REQUIREMENTS:
Check each line of the listing below for the string "forduljon", and copy the ones that have it.

━━━━━ DATASET

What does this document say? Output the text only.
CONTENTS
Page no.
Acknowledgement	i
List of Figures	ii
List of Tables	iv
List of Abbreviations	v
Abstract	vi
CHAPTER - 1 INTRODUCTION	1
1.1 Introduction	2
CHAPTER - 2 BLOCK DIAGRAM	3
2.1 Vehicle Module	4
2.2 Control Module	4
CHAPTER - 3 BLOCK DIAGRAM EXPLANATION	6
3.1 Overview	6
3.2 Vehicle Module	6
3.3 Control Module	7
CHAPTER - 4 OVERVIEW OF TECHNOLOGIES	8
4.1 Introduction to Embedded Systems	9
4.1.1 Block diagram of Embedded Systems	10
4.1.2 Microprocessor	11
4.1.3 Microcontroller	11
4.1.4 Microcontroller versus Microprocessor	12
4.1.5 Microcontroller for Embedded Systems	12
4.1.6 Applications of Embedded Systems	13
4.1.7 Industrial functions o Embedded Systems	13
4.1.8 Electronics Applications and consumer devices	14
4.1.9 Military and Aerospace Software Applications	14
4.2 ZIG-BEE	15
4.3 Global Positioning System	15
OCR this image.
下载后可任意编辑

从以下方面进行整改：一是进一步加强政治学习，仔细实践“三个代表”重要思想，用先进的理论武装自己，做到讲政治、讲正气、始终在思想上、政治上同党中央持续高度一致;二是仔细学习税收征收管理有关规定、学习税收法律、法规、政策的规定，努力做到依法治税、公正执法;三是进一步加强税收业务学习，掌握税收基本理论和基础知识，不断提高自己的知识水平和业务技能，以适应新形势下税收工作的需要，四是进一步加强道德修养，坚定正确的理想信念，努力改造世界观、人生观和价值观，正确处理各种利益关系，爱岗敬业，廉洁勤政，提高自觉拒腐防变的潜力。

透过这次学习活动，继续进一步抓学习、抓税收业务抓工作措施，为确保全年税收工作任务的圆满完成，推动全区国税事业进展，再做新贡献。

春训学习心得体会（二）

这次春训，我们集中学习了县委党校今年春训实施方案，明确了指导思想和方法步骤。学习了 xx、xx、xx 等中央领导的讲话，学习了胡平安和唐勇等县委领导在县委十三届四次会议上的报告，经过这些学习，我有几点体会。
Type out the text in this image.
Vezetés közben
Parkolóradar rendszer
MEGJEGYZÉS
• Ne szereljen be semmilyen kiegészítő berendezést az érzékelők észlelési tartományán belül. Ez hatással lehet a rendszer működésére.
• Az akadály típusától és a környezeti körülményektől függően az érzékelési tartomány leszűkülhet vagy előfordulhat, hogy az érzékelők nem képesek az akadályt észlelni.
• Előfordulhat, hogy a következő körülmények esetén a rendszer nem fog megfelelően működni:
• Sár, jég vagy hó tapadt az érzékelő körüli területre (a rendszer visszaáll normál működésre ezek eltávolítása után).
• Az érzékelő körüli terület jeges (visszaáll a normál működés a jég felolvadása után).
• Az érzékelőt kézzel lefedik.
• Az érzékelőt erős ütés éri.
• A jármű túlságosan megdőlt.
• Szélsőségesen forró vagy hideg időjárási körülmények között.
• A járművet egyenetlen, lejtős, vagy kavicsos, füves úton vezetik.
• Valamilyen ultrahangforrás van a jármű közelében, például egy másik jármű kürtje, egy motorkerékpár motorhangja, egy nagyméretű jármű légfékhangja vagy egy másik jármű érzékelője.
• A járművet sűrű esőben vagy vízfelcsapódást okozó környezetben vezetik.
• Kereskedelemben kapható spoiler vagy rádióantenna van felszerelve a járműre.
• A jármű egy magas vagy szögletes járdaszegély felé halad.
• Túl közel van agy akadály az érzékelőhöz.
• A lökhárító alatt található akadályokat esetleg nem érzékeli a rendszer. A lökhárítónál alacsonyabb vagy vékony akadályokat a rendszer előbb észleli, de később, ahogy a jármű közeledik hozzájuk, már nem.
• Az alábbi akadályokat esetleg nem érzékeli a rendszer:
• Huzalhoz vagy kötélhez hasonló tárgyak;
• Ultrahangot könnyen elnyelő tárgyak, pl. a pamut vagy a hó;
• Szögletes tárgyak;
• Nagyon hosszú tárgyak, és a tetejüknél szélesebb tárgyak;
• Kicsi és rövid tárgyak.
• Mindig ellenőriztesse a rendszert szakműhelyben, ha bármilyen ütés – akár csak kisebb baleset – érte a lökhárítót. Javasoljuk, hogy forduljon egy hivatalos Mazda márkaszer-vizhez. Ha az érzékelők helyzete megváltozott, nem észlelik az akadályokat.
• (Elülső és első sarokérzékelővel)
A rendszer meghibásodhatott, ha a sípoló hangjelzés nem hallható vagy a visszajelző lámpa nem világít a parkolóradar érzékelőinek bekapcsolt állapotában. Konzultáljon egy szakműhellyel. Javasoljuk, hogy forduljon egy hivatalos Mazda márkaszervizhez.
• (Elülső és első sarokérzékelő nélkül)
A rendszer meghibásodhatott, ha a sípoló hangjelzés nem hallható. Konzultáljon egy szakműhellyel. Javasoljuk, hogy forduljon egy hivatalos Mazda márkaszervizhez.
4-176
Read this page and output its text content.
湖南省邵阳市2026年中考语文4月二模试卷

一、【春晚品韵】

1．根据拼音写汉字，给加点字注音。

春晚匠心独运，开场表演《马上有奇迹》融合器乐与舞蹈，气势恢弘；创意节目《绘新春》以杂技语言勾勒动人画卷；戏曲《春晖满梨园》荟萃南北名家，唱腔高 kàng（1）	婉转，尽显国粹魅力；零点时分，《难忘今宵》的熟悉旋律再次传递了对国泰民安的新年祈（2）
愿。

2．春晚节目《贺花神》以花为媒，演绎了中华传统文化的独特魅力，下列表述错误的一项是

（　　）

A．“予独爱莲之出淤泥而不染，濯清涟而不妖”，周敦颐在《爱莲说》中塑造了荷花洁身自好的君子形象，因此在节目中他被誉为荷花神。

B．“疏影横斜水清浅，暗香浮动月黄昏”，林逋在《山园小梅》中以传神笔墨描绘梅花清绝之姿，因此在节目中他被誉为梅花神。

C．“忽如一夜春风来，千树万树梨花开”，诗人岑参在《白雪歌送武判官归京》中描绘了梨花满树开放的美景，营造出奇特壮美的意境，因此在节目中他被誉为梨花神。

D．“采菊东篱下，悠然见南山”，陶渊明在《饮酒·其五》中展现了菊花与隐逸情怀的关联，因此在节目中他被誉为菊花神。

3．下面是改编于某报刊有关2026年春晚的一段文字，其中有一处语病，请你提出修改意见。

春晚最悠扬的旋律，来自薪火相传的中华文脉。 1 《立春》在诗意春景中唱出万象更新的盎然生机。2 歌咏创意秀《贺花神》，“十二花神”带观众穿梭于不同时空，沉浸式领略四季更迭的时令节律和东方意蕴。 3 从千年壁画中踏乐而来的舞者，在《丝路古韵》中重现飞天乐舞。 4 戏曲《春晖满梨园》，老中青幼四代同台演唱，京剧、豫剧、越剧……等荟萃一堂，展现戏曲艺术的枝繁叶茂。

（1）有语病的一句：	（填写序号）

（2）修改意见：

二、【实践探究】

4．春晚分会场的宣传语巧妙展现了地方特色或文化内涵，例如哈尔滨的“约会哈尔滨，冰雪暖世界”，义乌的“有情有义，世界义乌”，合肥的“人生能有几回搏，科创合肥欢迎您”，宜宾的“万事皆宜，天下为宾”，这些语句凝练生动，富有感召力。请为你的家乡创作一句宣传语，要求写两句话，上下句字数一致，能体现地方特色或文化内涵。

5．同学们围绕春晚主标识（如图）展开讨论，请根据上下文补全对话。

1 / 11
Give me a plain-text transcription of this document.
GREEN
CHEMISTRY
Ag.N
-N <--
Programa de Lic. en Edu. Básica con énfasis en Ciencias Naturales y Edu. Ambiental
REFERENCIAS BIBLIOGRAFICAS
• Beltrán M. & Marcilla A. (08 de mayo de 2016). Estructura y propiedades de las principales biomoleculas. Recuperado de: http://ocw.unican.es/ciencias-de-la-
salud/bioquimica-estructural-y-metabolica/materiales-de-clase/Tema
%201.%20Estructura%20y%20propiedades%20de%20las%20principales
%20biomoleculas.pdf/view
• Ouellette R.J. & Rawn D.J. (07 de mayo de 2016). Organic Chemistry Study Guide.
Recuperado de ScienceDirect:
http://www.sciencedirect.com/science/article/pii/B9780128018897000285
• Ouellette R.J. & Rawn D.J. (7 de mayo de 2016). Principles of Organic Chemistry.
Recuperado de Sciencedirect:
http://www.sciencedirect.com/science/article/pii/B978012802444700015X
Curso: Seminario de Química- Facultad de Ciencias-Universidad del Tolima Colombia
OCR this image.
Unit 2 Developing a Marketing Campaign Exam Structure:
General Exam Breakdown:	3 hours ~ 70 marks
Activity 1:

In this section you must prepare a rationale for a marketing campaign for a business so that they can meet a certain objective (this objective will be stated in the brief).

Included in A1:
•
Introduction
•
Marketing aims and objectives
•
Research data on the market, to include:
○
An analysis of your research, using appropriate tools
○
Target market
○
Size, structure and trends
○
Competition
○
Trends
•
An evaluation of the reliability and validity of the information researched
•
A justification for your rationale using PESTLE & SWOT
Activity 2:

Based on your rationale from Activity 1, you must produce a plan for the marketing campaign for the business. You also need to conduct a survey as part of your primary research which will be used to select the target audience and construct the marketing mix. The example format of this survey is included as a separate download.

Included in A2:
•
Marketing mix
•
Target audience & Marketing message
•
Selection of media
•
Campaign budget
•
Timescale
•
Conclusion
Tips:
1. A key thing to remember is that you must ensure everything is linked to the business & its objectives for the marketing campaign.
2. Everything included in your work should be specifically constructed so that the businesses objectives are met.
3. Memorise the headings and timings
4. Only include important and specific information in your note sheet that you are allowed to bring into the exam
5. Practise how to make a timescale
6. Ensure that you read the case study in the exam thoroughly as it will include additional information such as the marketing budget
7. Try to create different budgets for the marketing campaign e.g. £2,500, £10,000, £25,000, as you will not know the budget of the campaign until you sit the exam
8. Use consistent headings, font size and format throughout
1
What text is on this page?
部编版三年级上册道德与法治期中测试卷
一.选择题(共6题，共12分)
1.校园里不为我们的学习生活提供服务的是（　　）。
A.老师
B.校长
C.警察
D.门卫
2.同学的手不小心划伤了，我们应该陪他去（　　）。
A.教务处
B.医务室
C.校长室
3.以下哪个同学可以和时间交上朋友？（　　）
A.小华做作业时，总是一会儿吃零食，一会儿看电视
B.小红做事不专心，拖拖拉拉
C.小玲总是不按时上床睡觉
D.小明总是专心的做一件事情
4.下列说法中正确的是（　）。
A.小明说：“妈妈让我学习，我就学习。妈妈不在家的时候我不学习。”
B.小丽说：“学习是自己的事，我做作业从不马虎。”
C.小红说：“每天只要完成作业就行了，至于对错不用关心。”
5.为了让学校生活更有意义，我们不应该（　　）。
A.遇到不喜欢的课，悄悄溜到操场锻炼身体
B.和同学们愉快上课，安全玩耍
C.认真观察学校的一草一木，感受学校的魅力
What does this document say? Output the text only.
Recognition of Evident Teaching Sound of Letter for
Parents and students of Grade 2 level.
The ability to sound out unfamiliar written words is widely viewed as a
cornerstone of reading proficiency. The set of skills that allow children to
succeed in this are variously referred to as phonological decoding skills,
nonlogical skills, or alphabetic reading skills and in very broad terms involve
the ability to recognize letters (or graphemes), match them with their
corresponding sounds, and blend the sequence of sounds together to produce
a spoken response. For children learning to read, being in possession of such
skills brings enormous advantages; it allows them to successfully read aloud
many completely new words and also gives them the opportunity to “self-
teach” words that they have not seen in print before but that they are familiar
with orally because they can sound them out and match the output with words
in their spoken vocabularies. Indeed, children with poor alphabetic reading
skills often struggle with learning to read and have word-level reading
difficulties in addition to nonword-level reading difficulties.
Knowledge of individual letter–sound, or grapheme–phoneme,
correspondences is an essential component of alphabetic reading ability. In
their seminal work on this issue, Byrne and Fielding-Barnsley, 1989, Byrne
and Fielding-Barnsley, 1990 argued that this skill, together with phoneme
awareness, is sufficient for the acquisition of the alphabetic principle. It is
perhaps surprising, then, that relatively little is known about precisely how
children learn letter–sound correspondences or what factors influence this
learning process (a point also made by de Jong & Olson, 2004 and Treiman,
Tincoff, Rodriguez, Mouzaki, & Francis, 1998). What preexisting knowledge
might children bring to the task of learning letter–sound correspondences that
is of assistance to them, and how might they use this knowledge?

━━━━━━━━━━

RESPONSE:
• Mindig ellenőriztesse a rendszert szakműhelyben, ha bármilyen ütés – akár csak kisebb baleset – érte a lökhárítót. Javasoljuk, hogy forduljon egy hivatalos Mazda márkaszer-vizhez. Ha az érzékelők helyzete megváltozott, nem észlelik az akadályokat.
A rendszer meghibásodhatott, ha a sípoló hangjelzés nem hallható vagy a visszajelző lámpa nem világít a parkolóradar érzékelőinek bekapcsolt állapotában. Konzultáljon egy szakműhellyel. Javasoljuk, hogy forduljon egy hivatalos Mazda márkaszervizhez.
A rendszer meghibásodhatott, ha a sípoló hangjelzés nem hallható. Konzultáljon egy szakműhellyel. Javasoljuk, hogy forduljon egy hivatalos Mazda márkaszervizhez.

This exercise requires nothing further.